(WRITTEN TASK): Output each line of the material exactly as it stands.

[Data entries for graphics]
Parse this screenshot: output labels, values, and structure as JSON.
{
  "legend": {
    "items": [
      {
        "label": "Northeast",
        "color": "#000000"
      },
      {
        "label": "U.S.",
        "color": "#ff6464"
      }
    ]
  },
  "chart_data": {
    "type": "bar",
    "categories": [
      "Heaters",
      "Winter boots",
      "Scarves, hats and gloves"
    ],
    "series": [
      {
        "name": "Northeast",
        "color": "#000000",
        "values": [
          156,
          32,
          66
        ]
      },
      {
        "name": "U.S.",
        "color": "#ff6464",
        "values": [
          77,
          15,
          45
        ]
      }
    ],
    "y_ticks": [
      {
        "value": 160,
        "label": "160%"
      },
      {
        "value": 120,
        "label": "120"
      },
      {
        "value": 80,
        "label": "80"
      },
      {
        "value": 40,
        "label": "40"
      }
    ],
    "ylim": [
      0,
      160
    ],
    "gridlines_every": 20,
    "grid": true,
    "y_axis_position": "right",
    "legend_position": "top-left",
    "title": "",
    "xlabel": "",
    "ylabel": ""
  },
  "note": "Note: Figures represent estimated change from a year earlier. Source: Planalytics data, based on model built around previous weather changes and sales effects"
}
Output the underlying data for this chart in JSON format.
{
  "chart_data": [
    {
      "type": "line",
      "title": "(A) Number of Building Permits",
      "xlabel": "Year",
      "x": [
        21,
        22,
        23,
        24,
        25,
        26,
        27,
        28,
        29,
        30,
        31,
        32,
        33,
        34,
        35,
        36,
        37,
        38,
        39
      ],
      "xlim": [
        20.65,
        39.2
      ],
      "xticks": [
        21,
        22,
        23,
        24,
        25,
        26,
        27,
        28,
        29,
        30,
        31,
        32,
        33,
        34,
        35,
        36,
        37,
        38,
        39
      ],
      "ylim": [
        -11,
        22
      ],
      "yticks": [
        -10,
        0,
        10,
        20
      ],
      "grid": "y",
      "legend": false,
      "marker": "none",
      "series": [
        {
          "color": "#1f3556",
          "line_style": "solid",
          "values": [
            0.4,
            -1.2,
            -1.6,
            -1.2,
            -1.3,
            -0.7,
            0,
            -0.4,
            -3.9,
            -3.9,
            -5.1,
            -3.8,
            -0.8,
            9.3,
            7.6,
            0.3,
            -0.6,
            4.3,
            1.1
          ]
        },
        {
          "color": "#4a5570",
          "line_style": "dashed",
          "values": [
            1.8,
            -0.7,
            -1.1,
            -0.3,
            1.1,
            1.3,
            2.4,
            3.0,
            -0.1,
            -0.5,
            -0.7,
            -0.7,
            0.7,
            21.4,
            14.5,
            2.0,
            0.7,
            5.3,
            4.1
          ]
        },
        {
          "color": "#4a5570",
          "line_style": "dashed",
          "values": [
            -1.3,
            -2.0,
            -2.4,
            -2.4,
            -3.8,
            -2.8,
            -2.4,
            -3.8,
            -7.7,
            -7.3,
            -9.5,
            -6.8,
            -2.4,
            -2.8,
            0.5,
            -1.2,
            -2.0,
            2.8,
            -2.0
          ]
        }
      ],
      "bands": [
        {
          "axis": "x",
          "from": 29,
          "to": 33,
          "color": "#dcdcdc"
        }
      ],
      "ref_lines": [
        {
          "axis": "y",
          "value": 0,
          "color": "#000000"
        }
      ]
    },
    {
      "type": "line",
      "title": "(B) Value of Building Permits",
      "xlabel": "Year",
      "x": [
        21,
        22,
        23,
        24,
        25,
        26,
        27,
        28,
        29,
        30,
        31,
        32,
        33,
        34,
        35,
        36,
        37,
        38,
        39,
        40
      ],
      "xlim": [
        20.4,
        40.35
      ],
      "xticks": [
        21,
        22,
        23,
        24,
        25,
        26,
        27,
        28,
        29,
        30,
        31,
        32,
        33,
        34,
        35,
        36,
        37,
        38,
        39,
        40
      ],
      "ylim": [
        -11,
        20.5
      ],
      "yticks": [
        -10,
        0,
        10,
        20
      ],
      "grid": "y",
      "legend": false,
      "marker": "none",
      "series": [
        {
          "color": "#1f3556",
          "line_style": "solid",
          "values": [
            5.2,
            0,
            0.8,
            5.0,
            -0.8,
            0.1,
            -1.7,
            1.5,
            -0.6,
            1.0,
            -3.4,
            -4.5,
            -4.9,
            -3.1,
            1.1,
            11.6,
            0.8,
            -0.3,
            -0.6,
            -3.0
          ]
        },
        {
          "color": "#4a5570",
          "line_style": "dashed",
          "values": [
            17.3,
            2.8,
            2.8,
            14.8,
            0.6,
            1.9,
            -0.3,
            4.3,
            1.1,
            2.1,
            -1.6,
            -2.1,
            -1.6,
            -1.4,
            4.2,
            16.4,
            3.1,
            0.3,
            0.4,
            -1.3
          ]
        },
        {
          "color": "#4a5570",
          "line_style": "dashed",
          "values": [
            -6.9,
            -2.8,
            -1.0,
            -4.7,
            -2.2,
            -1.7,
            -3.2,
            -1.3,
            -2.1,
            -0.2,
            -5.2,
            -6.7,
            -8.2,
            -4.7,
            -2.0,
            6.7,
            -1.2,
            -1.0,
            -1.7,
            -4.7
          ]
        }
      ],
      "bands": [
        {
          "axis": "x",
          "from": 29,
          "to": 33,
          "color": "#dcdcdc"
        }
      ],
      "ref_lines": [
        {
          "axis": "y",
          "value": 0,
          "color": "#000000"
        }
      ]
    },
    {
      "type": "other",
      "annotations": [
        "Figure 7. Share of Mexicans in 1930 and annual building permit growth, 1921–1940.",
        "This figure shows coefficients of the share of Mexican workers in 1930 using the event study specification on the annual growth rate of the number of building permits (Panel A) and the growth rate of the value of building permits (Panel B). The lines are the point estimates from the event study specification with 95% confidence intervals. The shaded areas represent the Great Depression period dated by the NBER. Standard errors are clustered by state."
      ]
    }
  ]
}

(ANSWER IN FULL):
Parse this screenshot: output labels, values, and structure as JSON.
{
  "legend": {
    "items": [
      {
        "label": "Northeast",
        "color": "#000000"
      },
      {
        "label": "U.S.",
        "color": "#ff6464"
      }
    ]
  },
  "chart_data": {
    "type": "bar",
    "categories": [
      "Heaters",
      "Winter boots",
      "Scarves, hats and gloves"
    ],
    "series": [
      {
        "name": "Northeast",
        "color": "#000000",
        "values": [
          156,
          32,
          66
        ]
      },
      {
        "name": "U.S.",
        "color": "#ff6464",
        "values": [
          77,
          15,
          45
        ]
      }
    ],
    "y_ticks": [
      {
        "value": 160,
        "label": "160%"
      },
      {
        "value": 120,
        "label": "120"
      },
      {
        "value": 80,
        "label": "80"
      },
      {
        "value": 40,
        "label": "40"
      }
    ],
    "ylim": [
      0,
      160
    ],
    "gridlines_every": 20,
    "grid": true,
    "y_axis_position": "right",
    "legend_position": "top-left",
    "title": "",
    "xlabel": "",
    "ylabel": ""
  },
  "note": "Note: Figures represent estimated change from a year earlier. Source: Planalytics data, based on model built around previous weather changes and sales effects"
}
Output the underlying data for this chart in JSON format.
{
  "chart_data": [
    {
      "type": "line",
      "title": "(A) Number of Building Permits",
      "xlabel": "Year",
      "x": [
        21,
        22,
        23,
        24,
        25,
        26,
        27,
        28,
        29,
        30,
        31,
        32,
        33,
        34,
        35,
        36,
        37,
        38,
        39
      ],
      "xlim": [
        20.65,
        39.2
      ],
      "xticks": [
        21,
        22,
        23,
        24,
        25,
        26,
        27,
        28,
        29,
        30,
        31,
        32,
        33,
        34,
        35,
        36,
        37,
        38,
        39
      ],
      "ylim": [
        -11,
        22
      ],
      "yticks": [
        -10,
        0,
        10,
        20
      ],
      "grid": "y",
      "legend": false,
      "marker": "none",
      "series": [
        {
          "color": "#1f3556",
          "line_style": "solid",
          "values": [
            0.4,
            -1.2,
            -1.6,
            -1.2,
            -1.3,
            -0.7,
            0,
            -0.4,
            -3.9,
            -3.9,
            -5.1,
            -3.8,
            -0.8,
            9.3,
            7.6,
            0.3,
            -0.6,
            4.3,
            1.1
          ]
        },
        {
          "color": "#4a5570",
          "line_style": "dashed",
          "values": [
            1.8,
            -0.7,
            -1.1,
            -0.3,
            1.1,
            1.3,
            2.4,
            3.0,
            -0.1,
            -0.5,
            -0.7,
            -0.7,
            0.7,
            21.4,
            14.5,
            2.0,
            0.7,
            5.3,
            4.1
          ]
        },
        {
          "color": "#4a5570",
          "line_style": "dashed",
          "values": [
            -1.3,
            -2.0,
            -2.4,
            -2.4,
            -3.8,
            -2.8,
            -2.4,
            -3.8,
            -7.7,
            -7.3,
            -9.5,
            -6.8,
            -2.4,
            -2.8,
            0.5,
            -1.2,
            -2.0,
            2.8,
            -2.0
          ]
        }
      ],
      "bands": [
        {
          "axis": "x",
          "from": 29,
          "to": 33,
          "color": "#dcdcdc"
        }
      ],
      "ref_lines": [
        {
          "axis": "y",
          "value": 0,
          "color": "#000000"
        }
      ]
    },
    {
      "type": "line",
      "title": "(B) Value of Building Permits",
      "xlabel": "Year",
      "x": [
        21,
        22,
        23,
        24,
        25,
        26,
        27,
        28,
        29,
        30,
        31,
        32,
        33,
        34,
        35,
        36,
        37,
        38,
        39,
        40
      ],
      "xlim": [
        20.4,
        40.35
      ],
      "xticks": [
        21,
        22,
        23,
        24,
        25,
        26,
        27,
        28,
        29,
        30,
        31,
        32,
        33,
        34,
        35,
        36,
        37,
        38,
        39,
        40
      ],
      "ylim": [
        -11,
        20.5
      ],
      "yticks": [
        -10,
        0,
        10,
        20
      ],
      "grid": "y",
      "legend": false,
      "marker": "none",
      "series": [
        {
          "color": "#1f3556",
          "line_style": "solid",
          "values": [
            5.2,
            0,
            0.8,
            5.0,
            -0.8,
            0.1,
            -1.7,
            1.5,
            -0.6,
            1.0,
            -3.4,
            -4.5,
            -4.9,
            -3.1,
            1.1,
            11.6,
            0.8,
            -0.3,
            -0.6,
            -3.0
          ]
        },
        {
          "color": "#4a5570",
          "line_style": "dashed",
          "values": [
            17.3,
            2.8,
            2.8,
            14.8,
            0.6,
            1.9,
            -0.3,
            4.3,
            1.1,
            2.1,
            -1.6,
            -2.1,
            -1.6,
            -1.4,
            4.2,
            16.4,
            3.1,
            0.3,
            0.4,
            -1.3
          ]
        },
        {
          "color": "#4a5570",
          "line_style": "dashed",
          "values": [
            -6.9,
            -2.8,
            -1.0,
            -4.7,
            -2.2,
            -1.7,
            -3.2,
            -1.3,
            -2.1,
            -0.2,
            -5.2,
            -6.7,
            -8.2,
            -4.7,
            -2.0,
            6.7,
            -1.2,
            -1.0,
            -1.7,
            -4.7
          ]
        }
      ],
      "bands": [
        {
          "axis": "x",
          "from": 29,
          "to": 33,
          "color": "#dcdcdc"
        }
      ],
      "ref_lines": [
        {
          "axis": "y",
          "value": 0,
          "color": "#000000"
        }
      ]
    },
    {
      "type": "other",
      "annotations": [
        "Figure 7. Share of Mexicans in 1930 and annual building permit growth, 1921–1940.",
        "This figure shows coefficients of the share of Mexican workers in 1930 using the event study specification on the annual growth rate of the number of building permits (Panel A) and the growth rate of the value of building permits (Panel B). The lines are the point estimates from the event study specification with 95% confidence intervals. The shaded areas represent the Great Depression period dated by the NBER. Standard errors are clustered by state."
      ]
    }
  ]
}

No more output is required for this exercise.